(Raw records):
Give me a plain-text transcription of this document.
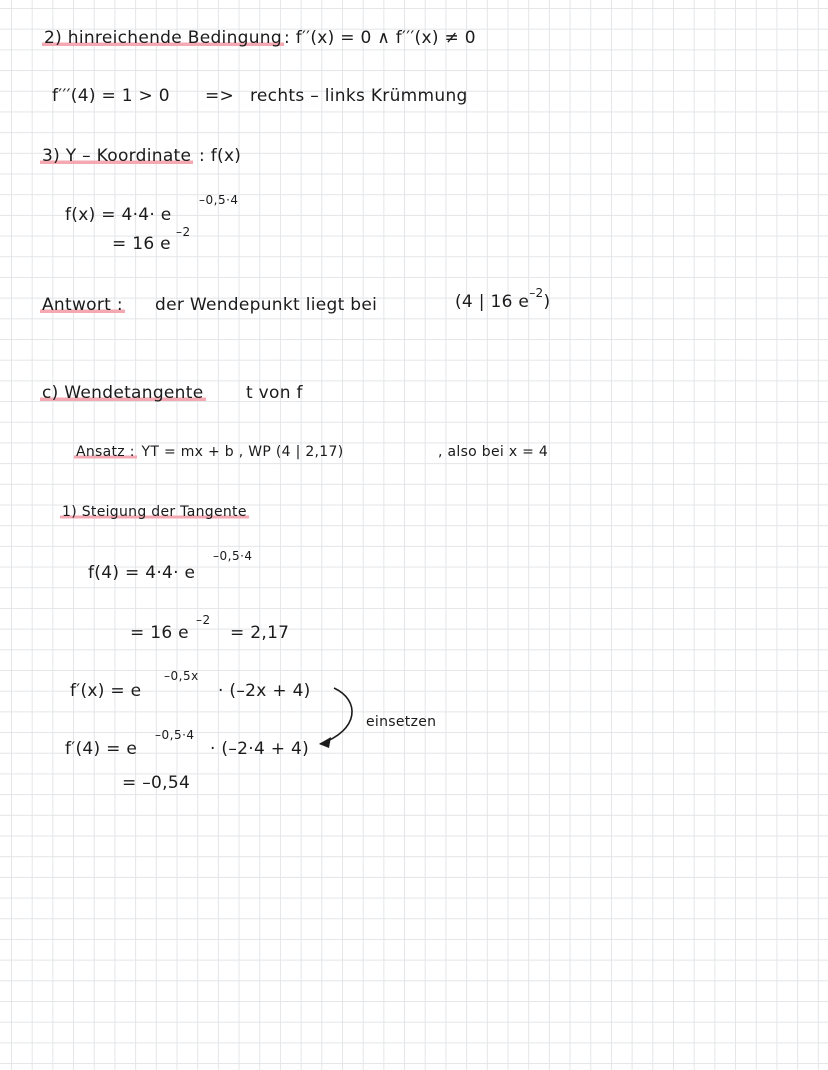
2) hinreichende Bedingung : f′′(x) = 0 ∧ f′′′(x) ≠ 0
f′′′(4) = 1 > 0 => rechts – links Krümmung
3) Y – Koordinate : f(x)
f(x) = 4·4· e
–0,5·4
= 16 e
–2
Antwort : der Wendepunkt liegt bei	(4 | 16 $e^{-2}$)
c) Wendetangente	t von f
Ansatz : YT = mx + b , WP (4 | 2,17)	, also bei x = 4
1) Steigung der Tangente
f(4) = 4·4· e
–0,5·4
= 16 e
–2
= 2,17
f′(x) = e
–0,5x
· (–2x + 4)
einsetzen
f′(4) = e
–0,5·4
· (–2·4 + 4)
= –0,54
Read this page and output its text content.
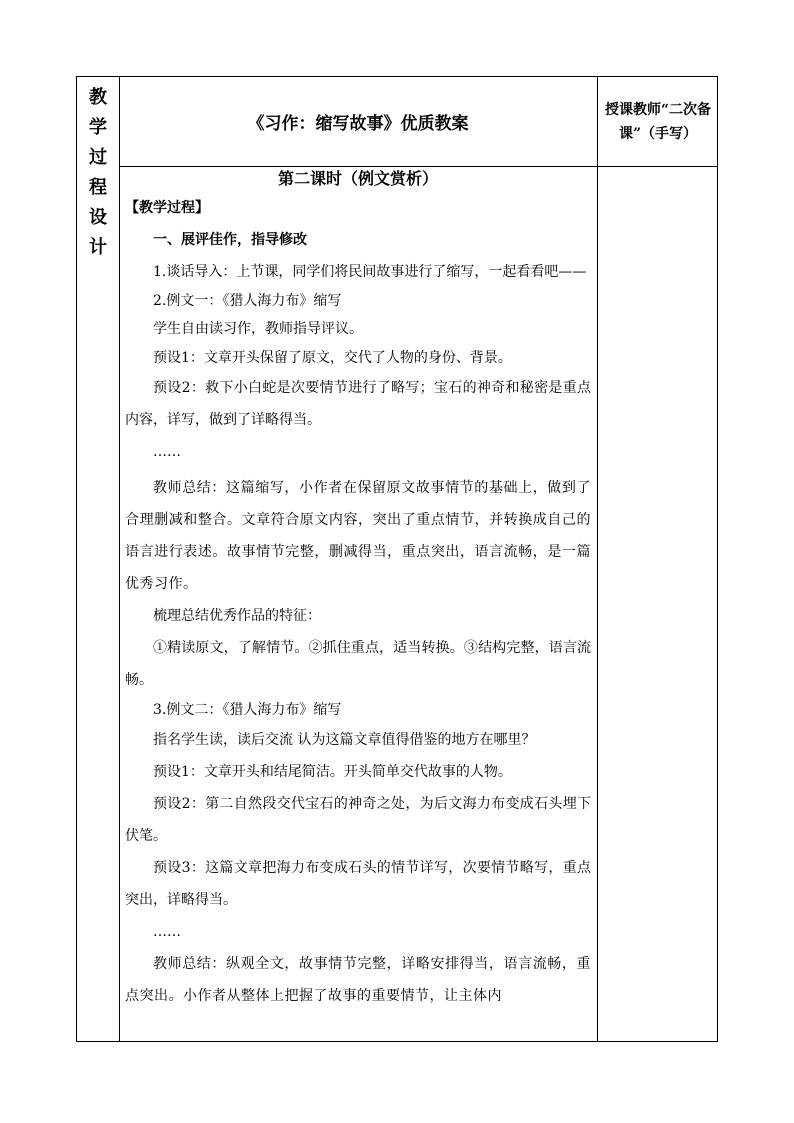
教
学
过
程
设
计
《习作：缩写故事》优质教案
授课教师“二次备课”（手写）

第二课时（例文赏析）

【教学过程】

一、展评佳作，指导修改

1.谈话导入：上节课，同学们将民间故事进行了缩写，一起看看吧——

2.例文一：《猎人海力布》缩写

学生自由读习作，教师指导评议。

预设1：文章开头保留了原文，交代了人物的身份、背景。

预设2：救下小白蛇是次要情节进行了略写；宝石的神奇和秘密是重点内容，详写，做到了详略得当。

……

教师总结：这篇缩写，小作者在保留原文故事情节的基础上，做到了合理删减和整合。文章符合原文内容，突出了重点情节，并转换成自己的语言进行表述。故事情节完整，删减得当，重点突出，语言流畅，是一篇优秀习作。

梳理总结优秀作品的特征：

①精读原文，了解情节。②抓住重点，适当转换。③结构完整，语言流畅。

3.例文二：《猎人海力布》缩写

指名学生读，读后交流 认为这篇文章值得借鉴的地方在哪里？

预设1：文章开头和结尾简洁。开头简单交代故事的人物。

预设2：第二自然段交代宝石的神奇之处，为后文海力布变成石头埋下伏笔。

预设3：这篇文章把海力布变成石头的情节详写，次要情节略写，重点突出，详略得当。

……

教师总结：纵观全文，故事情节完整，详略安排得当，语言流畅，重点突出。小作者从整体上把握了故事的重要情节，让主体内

* * *

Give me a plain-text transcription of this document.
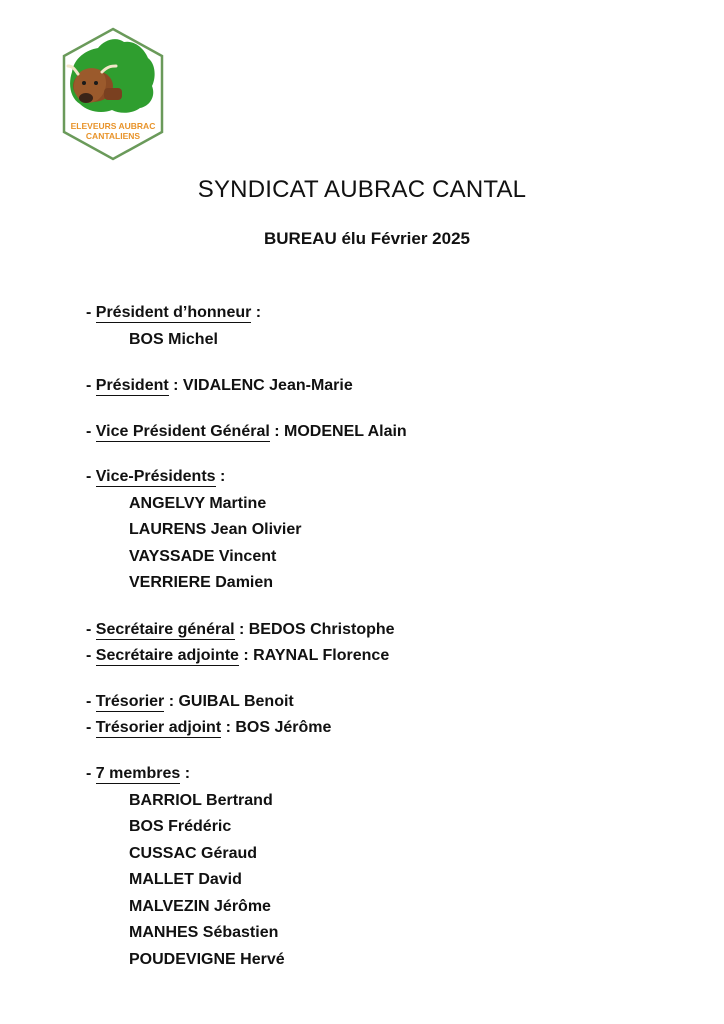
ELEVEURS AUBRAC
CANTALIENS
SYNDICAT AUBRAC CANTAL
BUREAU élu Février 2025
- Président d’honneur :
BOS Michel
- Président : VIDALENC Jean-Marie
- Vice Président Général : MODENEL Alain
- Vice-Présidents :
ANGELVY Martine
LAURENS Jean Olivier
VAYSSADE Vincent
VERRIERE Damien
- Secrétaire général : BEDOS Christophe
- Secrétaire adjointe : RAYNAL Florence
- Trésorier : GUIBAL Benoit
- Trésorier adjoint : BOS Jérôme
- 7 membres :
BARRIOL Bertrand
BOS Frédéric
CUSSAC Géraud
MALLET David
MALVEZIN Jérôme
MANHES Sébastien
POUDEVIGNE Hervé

(Written problem):
Among the lines of the material above, how many include the string "Vice"? Report only that number.

(Task solution):
2